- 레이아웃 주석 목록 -

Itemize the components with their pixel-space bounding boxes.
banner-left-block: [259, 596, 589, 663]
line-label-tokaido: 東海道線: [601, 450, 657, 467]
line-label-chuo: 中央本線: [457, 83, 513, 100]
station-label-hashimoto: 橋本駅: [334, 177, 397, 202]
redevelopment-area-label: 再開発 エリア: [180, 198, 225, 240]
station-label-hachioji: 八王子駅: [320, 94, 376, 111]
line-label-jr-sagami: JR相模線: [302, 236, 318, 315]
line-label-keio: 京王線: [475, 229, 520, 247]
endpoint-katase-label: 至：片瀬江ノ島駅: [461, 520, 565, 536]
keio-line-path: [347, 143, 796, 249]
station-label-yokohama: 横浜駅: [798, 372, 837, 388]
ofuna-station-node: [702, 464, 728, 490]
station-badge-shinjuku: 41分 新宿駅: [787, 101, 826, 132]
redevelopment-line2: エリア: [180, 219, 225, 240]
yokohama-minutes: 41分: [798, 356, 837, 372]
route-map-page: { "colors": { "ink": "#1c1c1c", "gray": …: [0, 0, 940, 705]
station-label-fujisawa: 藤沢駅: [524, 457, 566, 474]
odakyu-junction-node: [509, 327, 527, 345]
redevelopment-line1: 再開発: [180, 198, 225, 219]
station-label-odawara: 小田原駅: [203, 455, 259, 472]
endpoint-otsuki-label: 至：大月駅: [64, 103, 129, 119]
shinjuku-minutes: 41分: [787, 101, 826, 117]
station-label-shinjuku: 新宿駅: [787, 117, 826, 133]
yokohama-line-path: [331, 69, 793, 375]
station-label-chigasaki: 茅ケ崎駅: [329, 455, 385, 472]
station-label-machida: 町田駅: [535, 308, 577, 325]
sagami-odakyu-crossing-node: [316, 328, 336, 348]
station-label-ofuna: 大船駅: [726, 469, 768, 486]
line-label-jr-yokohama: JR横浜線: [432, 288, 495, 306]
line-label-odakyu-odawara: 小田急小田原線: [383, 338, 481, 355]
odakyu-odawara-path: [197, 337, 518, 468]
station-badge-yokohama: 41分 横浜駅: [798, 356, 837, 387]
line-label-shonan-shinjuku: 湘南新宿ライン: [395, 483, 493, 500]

- 과제 목표 -
위 목록의 모든 줄을 한 글자도 바꾸지 말고 그대로 다시 적으십시오.

- 답변 -
Itemize the components with their pixel-space bounding boxes.
banner-left-block: [259, 596, 589, 663]
line-label-tokaido: 東海道線: [601, 450, 657, 467]
line-label-chuo: 中央本線: [457, 83, 513, 100]
station-label-hashimoto: 橋本駅: [334, 177, 397, 202]
redevelopment-area-label: 再開発 エリア: [180, 198, 225, 240]
station-label-hachioji: 八王子駅: [320, 94, 376, 111]
line-label-jr-sagami: JR相模線: [302, 236, 318, 315]
line-label-keio: 京王線: [475, 229, 520, 247]
endpoint-katase-label: 至：片瀬江ノ島駅: [461, 520, 565, 536]
keio-line-path: [347, 143, 796, 249]
station-label-yokohama: 横浜駅: [798, 372, 837, 388]
ofuna-station-node: [702, 464, 728, 490]
station-badge-shinjuku: 41分 新宿駅: [787, 101, 826, 132]
redevelopment-line2: エリア: [180, 219, 225, 240]
yokohama-minutes: 41分: [798, 356, 837, 372]
route-map-page: { "colors": { "ink": "#1c1c1c", "gray": …: [0, 0, 940, 705]
station-label-fujisawa: 藤沢駅: [524, 457, 566, 474]
odakyu-junction-node: [509, 327, 527, 345]
redevelopment-line1: 再開発: [180, 198, 225, 219]
station-label-odawara: 小田原駅: [203, 455, 259, 472]
endpoint-otsuki-label: 至：大月駅: [64, 103, 129, 119]
shinjuku-minutes: 41分: [787, 101, 826, 117]
station-label-shinjuku: 新宿駅: [787, 117, 826, 133]
yokohama-line-path: [331, 69, 793, 375]
station-label-chigasaki: 茅ケ崎駅: [329, 455, 385, 472]
station-label-machida: 町田駅: [535, 308, 577, 325]
sagami-odakyu-crossing-node: [316, 328, 336, 348]
station-label-ofuna: 大船駅: [726, 469, 768, 486]
line-label-jr-yokohama: JR横浜線: [432, 288, 495, 306]
line-label-odakyu-odawara: 小田急小田原線: [383, 338, 481, 355]
odakyu-odawara-path: [197, 337, 518, 468]
station-badge-yokohama: 41分 横浜駅: [798, 356, 837, 387]
line-label-shonan-shinjuku: 湘南新宿ライン: [395, 483, 493, 500]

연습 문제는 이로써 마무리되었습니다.